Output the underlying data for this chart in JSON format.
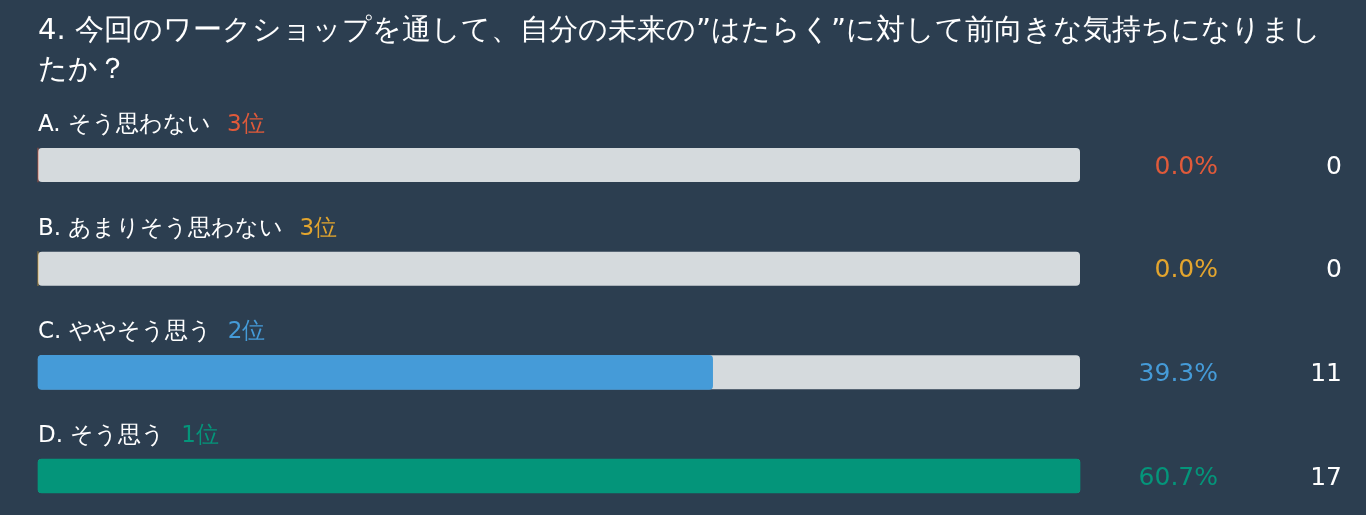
{
  "chart_data": {
    "type": "bar",
    "orientation": "horizontal",
    "title": "4. 今回のワークショップを通して、自分の未来の”はたらく”に対して前向きな気持ちになりましたか？",
    "categories": [
      "A. そう思わない",
      "B. あまりそう思わない",
      "C. ややそう思う",
      "D. そう思う"
    ],
    "values": [
      0,
      0,
      39.3,
      60.7
    ],
    "colors": [
      "#e05a3a",
      "#e3a52e",
      "#459bd8",
      "#04957a"
    ],
    "value_labels": [
      "0.0%",
      "0.0%",
      "39.3%",
      "60.7%"
    ],
    "annotations": [
      "3位",
      "3位",
      "2位",
      "1位",
      "0",
      "0",
      "11",
      "17"
    ]
  }
}
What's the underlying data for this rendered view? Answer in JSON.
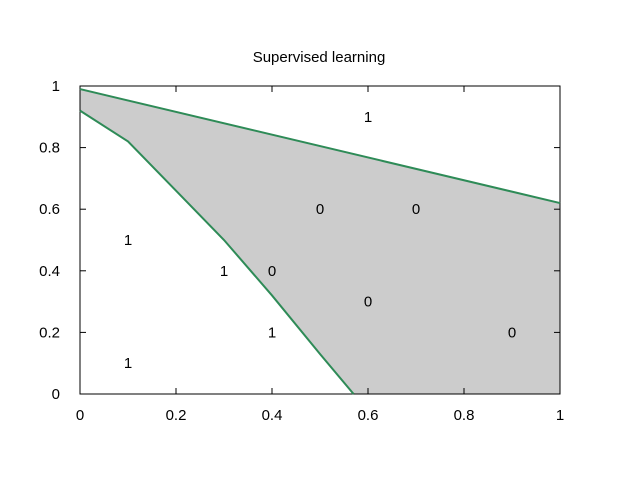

§ §

_Your goal_. Your copy of the data should match it exactly, except that pictures are left out.

_Finished exercise_.
Output the underlying data for this chart in JSON format.
{
  "chart_data": {
    "type": "bar",
    "orientation": "horizontal",
    "title": "4. 今回のワークショップを通して、自分の未来の”はたらく”に対して前向きな気持ちになりましたか？",
    "categories": [
      "A. そう思わない",
      "B. あまりそう思わない",
      "C. ややそう思う",
      "D. そう思う"
    ],
    "values": [
      0,
      0,
      39.3,
      60.7
    ],
    "colors": [
      "#e05a3a",
      "#e3a52e",
      "#459bd8",
      "#04957a"
    ],
    "value_labels": [
      "0.0%",
      "0.0%",
      "39.3%",
      "60.7%"
    ],
    "annotations": [
      "3位",
      "3位",
      "2位",
      "1位",
      "0",
      "0",
      "11",
      "17"
    ]
  }
}
What's the underlying data for this rendered view? Answer in JSON.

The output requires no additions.